-- start TEXT SHOWN --

Chapter 16. Scaling overcloud nodes


Do not use openstack server delete to remove nodes from the overcloud. Follow the procedures in this section to remove and replace nodes correctly.

If you want to add or remove nodes after the creation of the overcloud, you must update the overcloud.


Ensure that your bare metal nodes are not in maintenance mode before you begin scaling out or removing an overcloud node.

Use the following table to determine support for scaling each node type:

Table 16.1. Scale support for each node type

Node type

Scale up?

Scale down?





You can replace Controller nodes using the procedures in Chapter 17, Replacing Controller nodes.





Ceph Storage nodes



You must have at least 1 Ceph Storage node from the initial overcloud creation.

Object Storage nodes




Ensure that you have at least 10 GB free space before you scale the overcloud. This free space accommodates image conversion and caching during the node provisioning process.

16.1. Adding nodes to the overcloud

Complete the following steps to add more nodes to the director node pool.


  1. Create a new JSON file (newnodes.json) that contains details of the new node that you want to register:

  2. Run the following command to register the new nodes:

    $ source ~/stackrc
    (undercloud) $ openstack overcloud node import newnodes.json
  3. After you register the new nodes, run the following commands to launch the introspection process for each new node:

    (undercloud) $ openstack overcloud node introspect [NODE UUID] --provide

    This process detects and benchmarks the hardware properties of the nodes.

  4. Configure the image properties for the node:

    (undercloud) $ openstack overcloud node configure [NODE UUID]

16.2. Increasing node counts for roles

Complete the following steps to scale overcloud nodes for a specific role, such as a Compute node.


  1. Tag each new node with the role you want. For example, to tag a node with the Compute role, run the following command:

    (undercloud) $ openstack baremetal node set --property capabilities='profile:compute,boot_option:local' [NODE UUID]
  2. To scale the overcloud, you must edit the environment file that contains your node counts and re-deploy the overcloud. For example, to scale your overcloud to 5 Compute nodes, edit the ComputeCount parameter:

      ComputeCount: 5
  3. Rerun the deployment command with the updated file, which in this example is called node-info.yaml:

    (undercloud) $ openstack overcloud deploy --templates -e /home/stack/templates/node-info.yaml [OTHER_OPTIONS]

    Ensure that you include all environment files and options from your initial overcloud creation. This includes the same scale parameters for non-Compute nodes.

  4. Wait until the deployment operation completes.

16.3. Removing Compute nodes

There might be situations where you need to remove Compute nodes from the overcloud. For example, you might need to replace a problematic Compute node.


Before you remove a Compute node from the overcloud, migrate the workload from the node to other Compute nodes. For more information, see Migrating virtual machine instances between Compute nodes.


  • If Instance HA is enabled, choose one of the following options:

    • If the Compute node is accessible, log in to the Compute node as the root user and perform a clean shutdown with the shutdown -h now command.

-- end TEXT SHOWN --
-- start RECORDS PROVIDED --

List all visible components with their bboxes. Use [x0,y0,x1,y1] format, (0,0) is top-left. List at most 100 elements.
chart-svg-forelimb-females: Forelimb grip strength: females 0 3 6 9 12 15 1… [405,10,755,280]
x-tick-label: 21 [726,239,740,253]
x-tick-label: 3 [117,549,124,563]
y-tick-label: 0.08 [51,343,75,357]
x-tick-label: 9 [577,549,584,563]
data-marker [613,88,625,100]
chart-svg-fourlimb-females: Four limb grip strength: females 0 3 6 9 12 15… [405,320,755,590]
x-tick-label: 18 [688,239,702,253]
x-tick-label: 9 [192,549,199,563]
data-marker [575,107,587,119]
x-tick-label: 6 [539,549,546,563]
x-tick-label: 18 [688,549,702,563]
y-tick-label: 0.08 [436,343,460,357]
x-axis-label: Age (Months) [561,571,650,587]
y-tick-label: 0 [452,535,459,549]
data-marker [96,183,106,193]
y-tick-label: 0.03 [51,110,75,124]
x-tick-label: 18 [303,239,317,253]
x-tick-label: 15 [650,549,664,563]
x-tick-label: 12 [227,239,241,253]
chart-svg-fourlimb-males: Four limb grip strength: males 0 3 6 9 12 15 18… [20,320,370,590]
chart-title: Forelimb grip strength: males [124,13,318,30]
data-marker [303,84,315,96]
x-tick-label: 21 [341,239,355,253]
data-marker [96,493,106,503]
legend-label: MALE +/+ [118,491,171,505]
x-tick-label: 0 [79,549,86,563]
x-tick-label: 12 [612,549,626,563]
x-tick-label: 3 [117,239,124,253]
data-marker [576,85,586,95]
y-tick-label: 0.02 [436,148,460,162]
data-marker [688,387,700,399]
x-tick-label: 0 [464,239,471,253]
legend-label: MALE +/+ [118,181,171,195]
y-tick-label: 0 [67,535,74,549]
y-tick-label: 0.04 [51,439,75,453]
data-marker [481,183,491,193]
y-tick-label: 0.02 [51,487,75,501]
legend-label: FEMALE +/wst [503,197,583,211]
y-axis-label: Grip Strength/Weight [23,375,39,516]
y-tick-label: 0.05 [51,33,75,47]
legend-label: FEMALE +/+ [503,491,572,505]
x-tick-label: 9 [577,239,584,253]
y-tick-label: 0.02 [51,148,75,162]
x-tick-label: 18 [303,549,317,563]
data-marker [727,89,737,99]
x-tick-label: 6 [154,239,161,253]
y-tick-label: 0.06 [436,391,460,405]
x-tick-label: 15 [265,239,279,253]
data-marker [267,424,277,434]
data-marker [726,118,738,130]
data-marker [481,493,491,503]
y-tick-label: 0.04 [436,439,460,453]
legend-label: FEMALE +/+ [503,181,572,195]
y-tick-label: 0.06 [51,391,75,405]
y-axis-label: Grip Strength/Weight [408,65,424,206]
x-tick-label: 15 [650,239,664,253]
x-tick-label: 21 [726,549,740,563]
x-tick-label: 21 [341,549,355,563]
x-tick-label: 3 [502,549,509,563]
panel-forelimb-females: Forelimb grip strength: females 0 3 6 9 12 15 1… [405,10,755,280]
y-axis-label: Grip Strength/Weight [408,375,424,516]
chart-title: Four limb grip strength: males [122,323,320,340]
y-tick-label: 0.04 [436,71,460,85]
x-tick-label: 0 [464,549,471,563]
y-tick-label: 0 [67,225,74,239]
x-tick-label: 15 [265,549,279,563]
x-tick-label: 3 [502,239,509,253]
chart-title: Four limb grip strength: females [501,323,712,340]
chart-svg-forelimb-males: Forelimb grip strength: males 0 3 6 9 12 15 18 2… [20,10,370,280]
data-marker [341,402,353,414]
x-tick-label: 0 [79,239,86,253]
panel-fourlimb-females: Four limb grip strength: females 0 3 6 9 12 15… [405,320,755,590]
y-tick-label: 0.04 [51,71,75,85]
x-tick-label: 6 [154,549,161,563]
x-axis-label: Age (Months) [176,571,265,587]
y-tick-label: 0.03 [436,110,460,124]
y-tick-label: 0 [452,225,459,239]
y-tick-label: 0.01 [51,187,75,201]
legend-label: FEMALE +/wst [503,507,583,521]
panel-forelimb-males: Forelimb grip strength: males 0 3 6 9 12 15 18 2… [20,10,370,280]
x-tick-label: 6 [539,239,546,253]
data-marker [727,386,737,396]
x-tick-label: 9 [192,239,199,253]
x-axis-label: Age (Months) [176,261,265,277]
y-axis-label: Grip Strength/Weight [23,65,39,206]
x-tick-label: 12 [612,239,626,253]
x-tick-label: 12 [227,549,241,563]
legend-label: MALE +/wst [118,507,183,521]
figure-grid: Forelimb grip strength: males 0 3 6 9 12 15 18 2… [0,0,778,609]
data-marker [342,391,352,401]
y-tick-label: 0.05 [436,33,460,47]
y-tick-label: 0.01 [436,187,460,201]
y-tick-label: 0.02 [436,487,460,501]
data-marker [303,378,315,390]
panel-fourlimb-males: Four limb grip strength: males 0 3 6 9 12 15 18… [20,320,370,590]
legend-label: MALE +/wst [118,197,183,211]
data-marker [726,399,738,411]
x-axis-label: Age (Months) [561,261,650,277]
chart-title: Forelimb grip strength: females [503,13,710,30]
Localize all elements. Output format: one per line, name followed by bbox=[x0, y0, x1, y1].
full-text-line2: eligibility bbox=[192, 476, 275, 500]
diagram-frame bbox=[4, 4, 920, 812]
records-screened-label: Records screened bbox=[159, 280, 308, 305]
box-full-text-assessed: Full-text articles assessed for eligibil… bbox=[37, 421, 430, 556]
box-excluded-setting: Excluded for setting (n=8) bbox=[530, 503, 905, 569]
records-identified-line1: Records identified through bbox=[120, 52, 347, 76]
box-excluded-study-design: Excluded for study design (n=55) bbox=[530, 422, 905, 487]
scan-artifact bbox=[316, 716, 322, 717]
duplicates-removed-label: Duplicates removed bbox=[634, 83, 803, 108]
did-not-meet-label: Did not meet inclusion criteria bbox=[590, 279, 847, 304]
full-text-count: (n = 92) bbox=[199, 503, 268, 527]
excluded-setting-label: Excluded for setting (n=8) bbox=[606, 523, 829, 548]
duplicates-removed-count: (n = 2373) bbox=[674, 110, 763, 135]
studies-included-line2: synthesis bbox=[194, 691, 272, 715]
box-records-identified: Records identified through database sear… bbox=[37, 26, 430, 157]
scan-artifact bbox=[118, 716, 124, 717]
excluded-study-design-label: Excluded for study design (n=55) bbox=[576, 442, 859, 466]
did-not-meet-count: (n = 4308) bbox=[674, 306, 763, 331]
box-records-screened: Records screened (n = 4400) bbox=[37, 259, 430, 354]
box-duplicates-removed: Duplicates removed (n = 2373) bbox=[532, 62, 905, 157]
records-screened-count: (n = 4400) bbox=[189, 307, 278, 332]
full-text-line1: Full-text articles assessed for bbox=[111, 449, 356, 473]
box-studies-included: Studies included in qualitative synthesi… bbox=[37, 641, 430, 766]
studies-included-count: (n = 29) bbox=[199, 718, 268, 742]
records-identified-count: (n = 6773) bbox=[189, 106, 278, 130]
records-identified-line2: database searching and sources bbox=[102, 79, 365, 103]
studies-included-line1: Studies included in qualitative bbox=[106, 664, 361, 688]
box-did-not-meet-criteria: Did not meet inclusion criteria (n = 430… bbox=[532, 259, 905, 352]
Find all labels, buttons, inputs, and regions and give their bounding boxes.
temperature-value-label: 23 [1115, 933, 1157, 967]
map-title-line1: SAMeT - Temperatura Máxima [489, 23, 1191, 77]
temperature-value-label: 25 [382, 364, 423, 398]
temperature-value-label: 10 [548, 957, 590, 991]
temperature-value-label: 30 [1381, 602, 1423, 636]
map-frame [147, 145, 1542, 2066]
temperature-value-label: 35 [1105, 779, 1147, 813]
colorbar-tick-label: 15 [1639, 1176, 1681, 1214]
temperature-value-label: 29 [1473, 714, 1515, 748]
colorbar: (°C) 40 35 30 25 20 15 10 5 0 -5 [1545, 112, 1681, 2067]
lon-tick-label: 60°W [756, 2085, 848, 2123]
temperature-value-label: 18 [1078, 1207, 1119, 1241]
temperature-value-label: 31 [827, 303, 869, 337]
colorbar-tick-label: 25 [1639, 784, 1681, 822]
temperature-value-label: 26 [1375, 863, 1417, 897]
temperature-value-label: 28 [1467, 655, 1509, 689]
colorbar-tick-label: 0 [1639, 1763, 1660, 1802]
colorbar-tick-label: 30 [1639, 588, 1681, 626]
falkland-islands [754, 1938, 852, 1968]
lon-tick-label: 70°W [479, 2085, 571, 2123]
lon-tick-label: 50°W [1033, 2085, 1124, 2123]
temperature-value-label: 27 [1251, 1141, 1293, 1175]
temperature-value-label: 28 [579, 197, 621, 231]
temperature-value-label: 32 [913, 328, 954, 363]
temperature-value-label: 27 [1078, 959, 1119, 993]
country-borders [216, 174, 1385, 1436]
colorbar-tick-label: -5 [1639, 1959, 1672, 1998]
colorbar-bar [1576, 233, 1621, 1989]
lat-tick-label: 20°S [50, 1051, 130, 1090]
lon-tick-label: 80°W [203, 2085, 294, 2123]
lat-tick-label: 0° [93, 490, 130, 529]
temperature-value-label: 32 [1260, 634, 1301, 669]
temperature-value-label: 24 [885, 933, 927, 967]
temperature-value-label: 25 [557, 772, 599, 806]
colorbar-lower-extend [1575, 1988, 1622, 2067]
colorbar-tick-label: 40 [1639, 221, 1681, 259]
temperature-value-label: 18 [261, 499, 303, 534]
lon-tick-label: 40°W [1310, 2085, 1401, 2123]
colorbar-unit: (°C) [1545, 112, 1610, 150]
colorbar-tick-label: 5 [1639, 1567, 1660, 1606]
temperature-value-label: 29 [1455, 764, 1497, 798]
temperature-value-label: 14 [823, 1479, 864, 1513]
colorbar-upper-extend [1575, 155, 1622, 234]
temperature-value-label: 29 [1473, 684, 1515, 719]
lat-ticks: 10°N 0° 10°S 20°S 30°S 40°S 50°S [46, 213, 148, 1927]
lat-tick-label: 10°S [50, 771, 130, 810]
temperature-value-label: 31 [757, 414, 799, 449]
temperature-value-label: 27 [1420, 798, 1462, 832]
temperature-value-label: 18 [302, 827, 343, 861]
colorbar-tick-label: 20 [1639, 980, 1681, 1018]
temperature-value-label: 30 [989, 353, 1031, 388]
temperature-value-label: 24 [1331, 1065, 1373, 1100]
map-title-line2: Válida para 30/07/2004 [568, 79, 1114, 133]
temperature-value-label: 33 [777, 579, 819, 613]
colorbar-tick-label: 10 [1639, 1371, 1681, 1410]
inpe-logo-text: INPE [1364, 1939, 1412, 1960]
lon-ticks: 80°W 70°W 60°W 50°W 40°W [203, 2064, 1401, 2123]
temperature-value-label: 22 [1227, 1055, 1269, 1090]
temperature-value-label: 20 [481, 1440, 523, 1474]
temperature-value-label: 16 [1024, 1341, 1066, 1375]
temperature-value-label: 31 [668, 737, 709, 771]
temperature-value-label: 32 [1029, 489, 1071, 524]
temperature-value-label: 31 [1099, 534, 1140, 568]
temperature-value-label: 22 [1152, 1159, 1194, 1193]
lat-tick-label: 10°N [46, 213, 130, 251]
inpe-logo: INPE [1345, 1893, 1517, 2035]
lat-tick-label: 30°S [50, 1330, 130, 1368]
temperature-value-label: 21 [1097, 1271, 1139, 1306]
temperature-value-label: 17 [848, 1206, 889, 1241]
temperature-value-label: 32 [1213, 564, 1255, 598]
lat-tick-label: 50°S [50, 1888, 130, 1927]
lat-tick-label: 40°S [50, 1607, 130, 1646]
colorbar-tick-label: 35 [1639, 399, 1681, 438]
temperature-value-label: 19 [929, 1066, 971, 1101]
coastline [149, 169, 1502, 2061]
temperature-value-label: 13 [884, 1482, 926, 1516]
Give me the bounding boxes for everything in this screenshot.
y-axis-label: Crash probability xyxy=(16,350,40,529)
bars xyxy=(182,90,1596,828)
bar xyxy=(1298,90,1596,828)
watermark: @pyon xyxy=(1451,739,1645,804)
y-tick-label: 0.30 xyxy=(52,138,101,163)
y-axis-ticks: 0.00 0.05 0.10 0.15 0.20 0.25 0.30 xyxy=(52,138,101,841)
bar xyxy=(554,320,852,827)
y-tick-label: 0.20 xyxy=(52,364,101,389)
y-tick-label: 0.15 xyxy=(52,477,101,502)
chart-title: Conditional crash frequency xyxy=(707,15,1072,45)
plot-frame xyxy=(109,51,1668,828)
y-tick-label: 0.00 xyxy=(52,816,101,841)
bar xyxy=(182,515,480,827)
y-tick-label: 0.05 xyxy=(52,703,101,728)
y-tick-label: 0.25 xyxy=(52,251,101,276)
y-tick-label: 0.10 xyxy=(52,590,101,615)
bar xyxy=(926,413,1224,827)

-- end RECORDS PROVIDED --

WHAT IS ASKED:
**1)** Translate into French this sentence from the overcloud scaling chapter: "Ensure that your bare metal nodes are not in maintenance mode before you begin scaling out or removing an overcloud node."
**2)** For each statement, indicate whether the overcloud scaling chapter supports it, answering yes or no and quoting the words of the chapter that decide it.
(a) At least 10 GB of free space should be available before the overcloud is scaled.
(b) The openstack server delete command is an acceptable way to remove nodes from the overcloud.
(c) When the deployment command is rerun, only the updated node-count file needs to be included.
**3)** Resume the overcloud scaling chapter from the point at which it stops.

RESPONSES IN ORDER:
**1)** Assurez-vous que vos nœuds bare metal ne sont pas en mode de maintenance avant de commencer l'extension de l'overcloud ou la suppression d'un de ses nœuds.

**2)**
(a) Yes: "Ensure that you have at least 10 GB free space before you scale the overcloud."
(b) No: "Do not use openstack server delete to remove nodes from the overcloud."
(c) No: "Ensure that you include all environment files and options from your initial overcloud creation."

**3)**
    • If the Compute node is not accessible, log in to a Controller node as the root user, disable the STONITH device for the Compute node, and shut down the bare metal node:

      [root@controller-0 ~]# pcs stonith disable <stonith_resource_name>
      [stack@undercloud ~]$ source stackrc
      [stack@undercloud ~]$ openstack baremetal node power off <UUID>


  1. Source the overcloud configuration:

    $ source ~/overcloudrc
  2. Disable the Compute service on the outgoing node on the overcloud to prevent the node from scheduling new instances:

    (overcloud)$ openstack compute service list
    (overcloud)$ openstack compute service set <hostname> nova-compute --disable

    Use the --disable-reason option to add a short explanation on why the service is being disabled. This is useful if you intend to redeploy the Compute service at a later point.

  3. Source the undercloud configuration:

    (overcloud)$ source ~/stackrc
  4. Identify the UUID of the overcloud stack:

    (undercloud)$ openstack stack list
  5. Identify the UUIDs or hostnames of the nodes that you want to delete:

    (undercloud)$ openstack server list
  6. Optional: Run the overcloud deploy command with the --update-plan-only option to update the plans with the most recent configurations from the templates. This ensures that the overcloud configuration is up-to-date before you delete any Compute nodes.

    $ openstack overcloud deploy --update-plan-only \
      --templates  \
      -e /usr/share/openstack-tripleo-heat-templates/environments/network-isolation.yaml \
      -e /home/stack/templates/network-environment.yaml \
      -e /home/stack/templates/storage-environment.yaml \
      -e /home/stack/templates/rhel-registration/environment-rhel-registration.yaml \
      [-e |...]

    This step is required if you updated the overcloud node blacklist. For more information about blacklisting overcloud nodes, see Blacklisting nodes.

  7. Delete the Compute nodes from the stack:

    $ openstack overcloud node delete --stack <overcloud> \
     <node_1> ... [node_n]
    • Replace <overcloud> with the name or UUID of the overcloud stack.
    • Replace <node1>, and optionally all nodes up to [node_n], with the Compute service hostname or UUID of the Compute nodes you want to delete. Do not use a mix of UUIDs and hostnames. Use either only UUIDs or only hostnames.


      If the node has already been powered off, this command returns a WARNING message:

      Ansible failed, check log at /var/lib/mistral/overcloud/ansible.log
      WARNING: Scale-down configuration error. Manual cleanup of some actions may be necessary. Continuing with node removal.

      You can ignore this message.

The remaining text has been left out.